** begin MATERIALS PROVIDED **
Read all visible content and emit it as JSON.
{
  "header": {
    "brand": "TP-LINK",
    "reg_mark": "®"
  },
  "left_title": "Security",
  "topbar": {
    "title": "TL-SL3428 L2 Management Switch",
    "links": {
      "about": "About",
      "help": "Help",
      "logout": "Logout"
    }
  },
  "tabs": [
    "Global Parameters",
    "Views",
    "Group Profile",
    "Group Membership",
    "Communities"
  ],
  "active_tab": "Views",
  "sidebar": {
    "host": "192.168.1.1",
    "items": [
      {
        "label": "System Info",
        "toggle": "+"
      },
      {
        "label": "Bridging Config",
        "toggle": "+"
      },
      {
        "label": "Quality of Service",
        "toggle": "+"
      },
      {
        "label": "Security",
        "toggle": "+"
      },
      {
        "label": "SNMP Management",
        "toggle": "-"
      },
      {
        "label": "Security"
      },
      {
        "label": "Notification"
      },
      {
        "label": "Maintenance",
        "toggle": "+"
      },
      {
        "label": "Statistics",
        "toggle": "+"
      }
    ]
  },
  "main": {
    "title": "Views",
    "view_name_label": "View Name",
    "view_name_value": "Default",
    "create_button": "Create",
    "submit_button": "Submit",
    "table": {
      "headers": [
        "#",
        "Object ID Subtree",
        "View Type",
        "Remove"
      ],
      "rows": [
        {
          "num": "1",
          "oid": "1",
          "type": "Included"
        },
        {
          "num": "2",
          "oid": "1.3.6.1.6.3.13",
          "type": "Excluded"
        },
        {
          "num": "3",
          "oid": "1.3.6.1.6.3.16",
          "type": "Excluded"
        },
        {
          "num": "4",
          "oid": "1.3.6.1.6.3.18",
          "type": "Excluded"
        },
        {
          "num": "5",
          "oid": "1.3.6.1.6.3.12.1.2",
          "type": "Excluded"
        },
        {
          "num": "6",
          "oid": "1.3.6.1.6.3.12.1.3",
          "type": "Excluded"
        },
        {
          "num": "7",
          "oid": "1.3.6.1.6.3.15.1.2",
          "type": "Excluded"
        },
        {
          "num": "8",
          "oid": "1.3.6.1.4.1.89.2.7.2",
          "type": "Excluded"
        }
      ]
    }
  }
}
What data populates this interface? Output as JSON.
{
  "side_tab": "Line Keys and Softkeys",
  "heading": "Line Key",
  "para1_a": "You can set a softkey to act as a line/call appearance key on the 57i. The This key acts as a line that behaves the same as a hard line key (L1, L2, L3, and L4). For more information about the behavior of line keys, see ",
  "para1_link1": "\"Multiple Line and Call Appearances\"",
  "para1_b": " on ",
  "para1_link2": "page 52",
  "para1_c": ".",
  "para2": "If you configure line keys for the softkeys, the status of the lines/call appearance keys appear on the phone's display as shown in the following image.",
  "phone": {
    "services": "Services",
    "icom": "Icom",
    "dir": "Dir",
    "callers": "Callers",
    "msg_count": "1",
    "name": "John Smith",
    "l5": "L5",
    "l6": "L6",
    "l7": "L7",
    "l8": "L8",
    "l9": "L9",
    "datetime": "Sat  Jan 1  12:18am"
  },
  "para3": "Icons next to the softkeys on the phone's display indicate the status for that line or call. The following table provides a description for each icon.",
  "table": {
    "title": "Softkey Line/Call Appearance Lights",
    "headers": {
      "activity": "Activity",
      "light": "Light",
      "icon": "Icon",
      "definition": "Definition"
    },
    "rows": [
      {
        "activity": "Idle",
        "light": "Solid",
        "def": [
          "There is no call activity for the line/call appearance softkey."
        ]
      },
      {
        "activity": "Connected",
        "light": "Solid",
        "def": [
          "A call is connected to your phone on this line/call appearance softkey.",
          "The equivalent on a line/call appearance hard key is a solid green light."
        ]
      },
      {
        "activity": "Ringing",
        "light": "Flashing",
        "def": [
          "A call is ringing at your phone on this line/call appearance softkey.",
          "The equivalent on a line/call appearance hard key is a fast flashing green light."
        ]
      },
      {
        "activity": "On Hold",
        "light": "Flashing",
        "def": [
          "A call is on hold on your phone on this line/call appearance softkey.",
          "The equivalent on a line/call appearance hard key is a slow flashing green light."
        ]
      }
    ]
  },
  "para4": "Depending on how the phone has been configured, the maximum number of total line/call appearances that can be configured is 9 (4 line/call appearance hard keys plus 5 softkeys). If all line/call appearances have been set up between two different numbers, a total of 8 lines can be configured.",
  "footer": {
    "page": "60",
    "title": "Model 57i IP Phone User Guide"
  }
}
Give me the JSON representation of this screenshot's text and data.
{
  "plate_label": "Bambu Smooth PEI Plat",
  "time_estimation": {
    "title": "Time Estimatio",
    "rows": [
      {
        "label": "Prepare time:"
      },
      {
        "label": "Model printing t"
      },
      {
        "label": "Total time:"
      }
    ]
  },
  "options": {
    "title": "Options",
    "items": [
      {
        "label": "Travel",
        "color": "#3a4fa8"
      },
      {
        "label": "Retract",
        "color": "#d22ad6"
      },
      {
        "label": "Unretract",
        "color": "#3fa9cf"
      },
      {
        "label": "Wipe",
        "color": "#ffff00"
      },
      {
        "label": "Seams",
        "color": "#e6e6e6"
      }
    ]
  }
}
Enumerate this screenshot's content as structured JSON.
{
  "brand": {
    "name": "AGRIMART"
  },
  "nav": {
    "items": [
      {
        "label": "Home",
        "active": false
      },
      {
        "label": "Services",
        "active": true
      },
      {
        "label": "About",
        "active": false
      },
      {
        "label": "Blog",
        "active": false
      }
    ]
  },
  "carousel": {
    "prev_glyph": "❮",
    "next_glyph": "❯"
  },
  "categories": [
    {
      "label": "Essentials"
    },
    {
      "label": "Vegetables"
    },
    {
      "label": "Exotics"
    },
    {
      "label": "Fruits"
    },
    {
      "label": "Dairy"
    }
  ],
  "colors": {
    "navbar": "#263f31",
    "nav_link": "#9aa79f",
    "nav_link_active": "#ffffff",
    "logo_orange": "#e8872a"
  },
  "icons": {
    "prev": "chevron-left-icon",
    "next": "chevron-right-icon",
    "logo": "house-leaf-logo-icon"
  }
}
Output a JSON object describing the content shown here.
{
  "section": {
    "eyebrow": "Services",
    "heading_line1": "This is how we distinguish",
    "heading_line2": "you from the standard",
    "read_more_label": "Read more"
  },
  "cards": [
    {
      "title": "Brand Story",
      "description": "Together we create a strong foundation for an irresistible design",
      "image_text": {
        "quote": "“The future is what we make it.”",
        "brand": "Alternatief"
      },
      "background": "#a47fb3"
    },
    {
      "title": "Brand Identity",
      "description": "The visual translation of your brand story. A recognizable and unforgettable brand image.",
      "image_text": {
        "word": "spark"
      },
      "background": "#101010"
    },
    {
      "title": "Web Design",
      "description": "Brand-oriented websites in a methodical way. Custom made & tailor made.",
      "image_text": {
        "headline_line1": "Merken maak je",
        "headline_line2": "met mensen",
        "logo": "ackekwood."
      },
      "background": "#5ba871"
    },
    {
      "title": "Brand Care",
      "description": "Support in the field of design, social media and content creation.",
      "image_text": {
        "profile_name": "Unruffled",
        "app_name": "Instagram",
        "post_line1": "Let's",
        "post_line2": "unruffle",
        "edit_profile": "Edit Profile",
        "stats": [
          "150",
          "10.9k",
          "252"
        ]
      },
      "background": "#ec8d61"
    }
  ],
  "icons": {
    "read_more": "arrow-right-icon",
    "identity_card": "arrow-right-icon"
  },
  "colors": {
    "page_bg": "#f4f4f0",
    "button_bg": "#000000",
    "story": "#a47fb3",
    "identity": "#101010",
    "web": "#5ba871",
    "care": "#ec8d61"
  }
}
** end MATERIALS PROVIDED **
Output the listing above without altering a single character.

Read all visible content and emit it as JSON.
{
  "header": {
    "brand": "TP-LINK",
    "reg_mark": "®"
  },
  "left_title": "Security",
  "topbar": {
    "title": "TL-SL3428 L2 Management Switch",
    "links": {
      "about": "About",
      "help": "Help",
      "logout": "Logout"
    }
  },
  "tabs": [
    "Global Parameters",
    "Views",
    "Group Profile",
    "Group Membership",
    "Communities"
  ],
  "active_tab": "Views",
  "sidebar": {
    "host": "192.168.1.1",
    "items": [
      {
        "label": "System Info",
        "toggle": "+"
      },
      {
        "label": "Bridging Config",
        "toggle": "+"
      },
      {
        "label": "Quality of Service",
        "toggle": "+"
      },
      {
        "label": "Security",
        "toggle": "+"
      },
      {
        "label": "SNMP Management",
        "toggle": "-"
      },
      {
        "label": "Security"
      },
      {
        "label": "Notification"
      },
      {
        "label": "Maintenance",
        "toggle": "+"
      },
      {
        "label": "Statistics",
        "toggle": "+"
      }
    ]
  },
  "main": {
    "title": "Views",
    "view_name_label": "View Name",
    "view_name_value": "Default",
    "create_button": "Create",
    "submit_button": "Submit",
    "table": {
      "headers": [
        "#",
        "Object ID Subtree",
        "View Type",
        "Remove"
      ],
      "rows": [
        {
          "num": "1",
          "oid": "1",
          "type": "Included"
        },
        {
          "num": "2",
          "oid": "1.3.6.1.6.3.13",
          "type": "Excluded"
        },
        {
          "num": "3",
          "oid": "1.3.6.1.6.3.16",
          "type": "Excluded"
        },
        {
          "num": "4",
          "oid": "1.3.6.1.6.3.18",
          "type": "Excluded"
        },
        {
          "num": "5",
          "oid": "1.3.6.1.6.3.12.1.2",
          "type": "Excluded"
        },
        {
          "num": "6",
          "oid": "1.3.6.1.6.3.12.1.3",
          "type": "Excluded"
        },
        {
          "num": "7",
          "oid": "1.3.6.1.6.3.15.1.2",
          "type": "Excluded"
        },
        {
          "num": "8",
          "oid": "1.3.6.1.4.1.89.2.7.2",
          "type": "Excluded"
        }
      ]
    }
  }
}
What data populates this interface? Output as JSON.
{
  "side_tab": "Line Keys and Softkeys",
  "heading": "Line Key",
  "para1_a": "You can set a softkey to act as a line/call appearance key on the 57i. The This key acts as a line that behaves the same as a hard line key (L1, L2, L3, and L4). For more information about the behavior of line keys, see ",
  "para1_link1": "\"Multiple Line and Call Appearances\"",
  "para1_b": " on ",
  "para1_link2": "page 52",
  "para1_c": ".",
  "para2": "If you configure line keys for the softkeys, the status of the lines/call appearance keys appear on the phone's display as shown in the following image.",
  "phone": {
    "services": "Services",
    "icom": "Icom",
    "dir": "Dir",
    "callers": "Callers",
    "msg_count": "1",
    "name": "John Smith",
    "l5": "L5",
    "l6": "L6",
    "l7": "L7",
    "l8": "L8",
    "l9": "L9",
    "datetime": "Sat  Jan 1  12:18am"
  },
  "para3": "Icons next to the softkeys on the phone's display indicate the status for that line or call. The following table provides a description for each icon.",
  "table": {
    "title": "Softkey Line/Call Appearance Lights",
    "headers": {
      "activity": "Activity",
      "light": "Light",
      "icon": "Icon",
      "definition": "Definition"
    },
    "rows": [
      {
        "activity": "Idle",
        "light": "Solid",
        "def": [
          "There is no call activity for the line/call appearance softkey."
        ]
      },
      {
        "activity": "Connected",
        "light": "Solid",
        "def": [
          "A call is connected to your phone on this line/call appearance softkey.",
          "The equivalent on a line/call appearance hard key is a solid green light."
        ]
      },
      {
        "activity": "Ringing",
        "light": "Flashing",
        "def": [
          "A call is ringing at your phone on this line/call appearance softkey.",
          "The equivalent on a line/call appearance hard key is a fast flashing green light."
        ]
      },
      {
        "activity": "On Hold",
        "light": "Flashing",
        "def": [
          "A call is on hold on your phone on this line/call appearance softkey.",
          "The equivalent on a line/call appearance hard key is a slow flashing green light."
        ]
      }
    ]
  },
  "para4": "Depending on how the phone has been configured, the maximum number of total line/call appearances that can be configured is 9 (4 line/call appearance hard keys plus 5 softkeys). If all line/call appearances have been set up between two different numbers, a total of 8 lines can be configured.",
  "footer": {
    "page": "60",
    "title": "Model 57i IP Phone User Guide"
  }
}
Give me the JSON representation of this screenshot's text and data.
{
  "plate_label": "Bambu Smooth PEI Plat",
  "time_estimation": {
    "title": "Time Estimatio",
    "rows": [
      {
        "label": "Prepare time:"
      },
      {
        "label": "Model printing t"
      },
      {
        "label": "Total time:"
      }
    ]
  },
  "options": {
    "title": "Options",
    "items": [
      {
        "label": "Travel",
        "color": "#3a4fa8"
      },
      {
        "label": "Retract",
        "color": "#d22ad6"
      },
      {
        "label": "Unretract",
        "color": "#3fa9cf"
      },
      {
        "label": "Wipe",
        "color": "#ffff00"
      },
      {
        "label": "Seams",
        "color": "#e6e6e6"
      }
    ]
  }
}
Enumerate this screenshot's content as structured JSON.
{
  "brand": {
    "name": "AGRIMART"
  },
  "nav": {
    "items": [
      {
        "label": "Home",
        "active": false
      },
      {
        "label": "Services",
        "active": true
      },
      {
        "label": "About",
        "active": false
      },
      {
        "label": "Blog",
        "active": false
      }
    ]
  },
  "carousel": {
    "prev_glyph": "❮",
    "next_glyph": "❯"
  },
  "categories": [
    {
      "label": "Essentials"
    },
    {
      "label": "Vegetables"
    },
    {
      "label": "Exotics"
    },
    {
      "label": "Fruits"
    },
    {
      "label": "Dairy"
    }
  ],
  "colors": {
    "navbar": "#263f31",
    "nav_link": "#9aa79f",
    "nav_link_active": "#ffffff",
    "logo_orange": "#e8872a"
  },
  "icons": {
    "prev": "chevron-left-icon",
    "next": "chevron-right-icon",
    "logo": "house-leaf-logo-icon"
  }
}
Output a JSON object describing the content shown here.
{
  "section": {
    "eyebrow": "Services",
    "heading_line1": "This is how we distinguish",
    "heading_line2": "you from the standard",
    "read_more_label": "Read more"
  },
  "cards": [
    {
      "title": "Brand Story",
      "description": "Together we create a strong foundation for an irresistible design",
      "image_text": {
        "quote": "“The future is what we make it.”",
        "brand": "Alternatief"
      },
      "background": "#a47fb3"
    },
    {
      "title": "Brand Identity",
      "description": "The visual translation of your brand story. A recognizable and unforgettable brand image.",
      "image_text": {
        "word": "spark"
      },
      "background": "#101010"
    },
    {
      "title": "Web Design",
      "description": "Brand-oriented websites in a methodical way. Custom made & tailor made.",
      "image_text": {
        "headline_line1": "Merken maak je",
        "headline_line2": "met mensen",
        "logo": "ackekwood."
      },
      "background": "#5ba871"
    },
    {
      "title": "Brand Care",
      "description": "Support in the field of design, social media and content creation.",
      "image_text": {
        "profile_name": "Unruffled",
        "app_name": "Instagram",
        "post_line1": "Let's",
        "post_line2": "unruffle",
        "edit_profile": "Edit Profile",
        "stats": [
          "150",
          "10.9k",
          "252"
        ]
      },
      "background": "#ec8d61"
    }
  ],
  "icons": {
    "read_more": "arrow-right-icon",
    "identity_card": "arrow-right-icon"
  },
  "colors": {
    "page_bg": "#f4f4f0",
    "button_bg": "#000000",
    "story": "#a47fb3",
    "identity": "#101010",
    "web": "#5ba871",
    "care": "#ec8d61"
  }
}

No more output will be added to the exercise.